WHAT YOU NEED TO DO:
Go through the data and copy every line exactly, but not the images.

[Saved entries]
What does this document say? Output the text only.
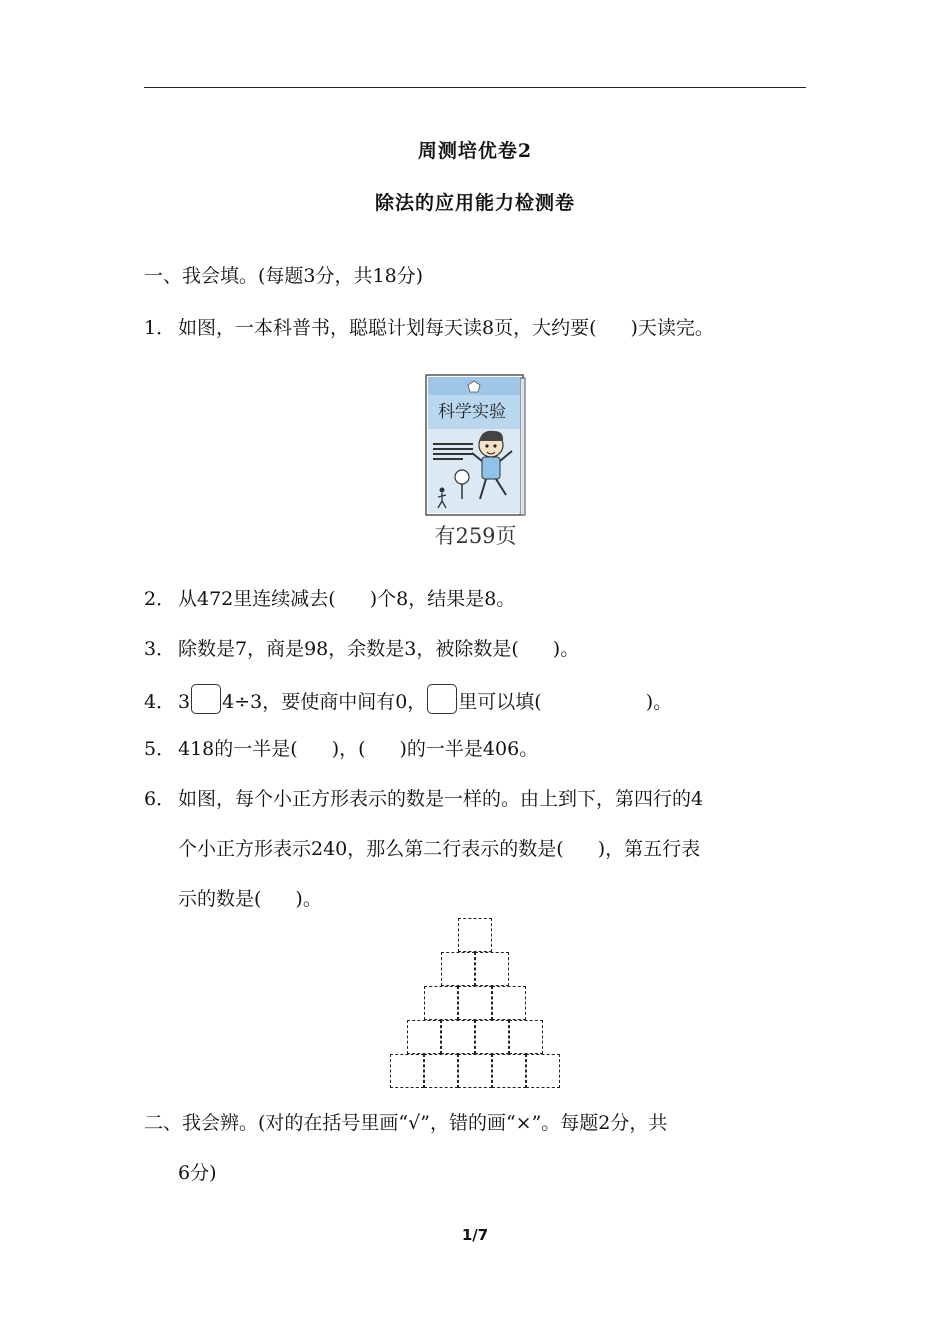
周测培优卷2
除法的应用能力检测卷
一、我会填。(每题3分，共18分)
1． 如图，一本科普书，聪聪计划每天读8页，大约要( )天读完。
科学实验
有259页
2． 从472里连续减去( )个8，结果是8。
3． 除数是7，商是98，余数是3，被除数是( )。
4． 3 4÷3，要使商中间有0， 里可以填(	)。
5． 418的一半是( )，( )的一半是406。
6． 如图，每个小正方形表示的数是一样的。由上到下，第四行的4
个小正方形表示240，那么第二行表示的数是( )，第五行表
示的数是( )。
二、我会辨。(对的在括号里画“√”，错的画“×”。每题2分，共
6分)
1/7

THE COMPLETED TASK:
What does this document say? Output the text only.
周测培优卷2
除法的应用能力检测卷
一、我会填。(每题3分，共18分)
1． 如图，一本科普书，聪聪计划每天读8页，大约要( )天读完。
科学实验
有259页
2． 从472里连续减去( )个8，结果是8。
3． 除数是7，商是98，余数是3，被除数是( )。
4． 3 4÷3，要使商中间有0， 里可以填(	)。
5． 418的一半是( )，( )的一半是406。
6． 如图，每个小正方形表示的数是一样的。由上到下，第四行的4
个小正方形表示240，那么第二行表示的数是( )，第五行表
示的数是( )。
二、我会辨。(对的在括号里画“√”，错的画“×”。每题2分，共
6分)
1/7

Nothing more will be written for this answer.